Take the entries below and print all of them exactly, please.

**Given records**
======

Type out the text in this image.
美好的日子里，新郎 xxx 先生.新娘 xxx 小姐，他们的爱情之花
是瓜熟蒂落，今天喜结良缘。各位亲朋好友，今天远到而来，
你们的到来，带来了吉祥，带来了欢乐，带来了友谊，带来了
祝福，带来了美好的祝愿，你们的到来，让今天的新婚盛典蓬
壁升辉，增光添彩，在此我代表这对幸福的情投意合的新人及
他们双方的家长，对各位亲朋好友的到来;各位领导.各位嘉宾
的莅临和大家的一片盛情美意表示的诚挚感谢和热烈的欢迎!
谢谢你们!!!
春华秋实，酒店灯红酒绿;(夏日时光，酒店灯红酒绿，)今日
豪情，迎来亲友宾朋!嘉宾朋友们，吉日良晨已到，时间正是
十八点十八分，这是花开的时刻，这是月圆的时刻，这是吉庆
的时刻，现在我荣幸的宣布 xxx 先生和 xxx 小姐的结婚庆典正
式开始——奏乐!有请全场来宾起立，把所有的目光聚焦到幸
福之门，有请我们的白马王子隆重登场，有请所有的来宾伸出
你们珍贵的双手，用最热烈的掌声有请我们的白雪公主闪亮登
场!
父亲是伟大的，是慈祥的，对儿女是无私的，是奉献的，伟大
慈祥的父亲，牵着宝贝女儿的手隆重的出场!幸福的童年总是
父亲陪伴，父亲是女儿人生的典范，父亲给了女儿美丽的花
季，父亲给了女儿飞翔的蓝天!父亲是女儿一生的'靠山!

======

**Solution to the exercise**
Type out the text in this image.
美好的日子里，新郎 xxx 先生.新娘 xxx 小姐，他们的爱情之花
是瓜熟蒂落，今天喜结良缘。各位亲朋好友，今天远到而来，
你们的到来，带来了吉祥，带来了欢乐，带来了友谊，带来了
祝福，带来了美好的祝愿，你们的到来，让今天的新婚盛典蓬
壁升辉，增光添彩，在此我代表这对幸福的情投意合的新人及
他们双方的家长，对各位亲朋好友的到来;各位领导.各位嘉宾
的莅临和大家的一片盛情美意表示的诚挚感谢和热烈的欢迎!
谢谢你们!!!
春华秋实，酒店灯红酒绿;(夏日时光，酒店灯红酒绿，)今日
豪情，迎来亲友宾朋!嘉宾朋友们，吉日良晨已到，时间正是
十八点十八分，这是花开的时刻，这是月圆的时刻，这是吉庆
的时刻，现在我荣幸的宣布 xxx 先生和 xxx 小姐的结婚庆典正
式开始——奏乐!有请全场来宾起立，把所有的目光聚焦到幸
福之门，有请我们的白马王子隆重登场，有请所有的来宾伸出
你们珍贵的双手，用最热烈的掌声有请我们的白雪公主闪亮登
场!
父亲是伟大的，是慈祥的，对儿女是无私的，是奉献的，伟大
慈祥的父亲，牵着宝贝女儿的手隆重的出场!幸福的童年总是
父亲陪伴，父亲是女儿人生的典范，父亲给了女儿美丽的花
季，父亲给了女儿飞翔的蓝天!父亲是女儿一生的'靠山!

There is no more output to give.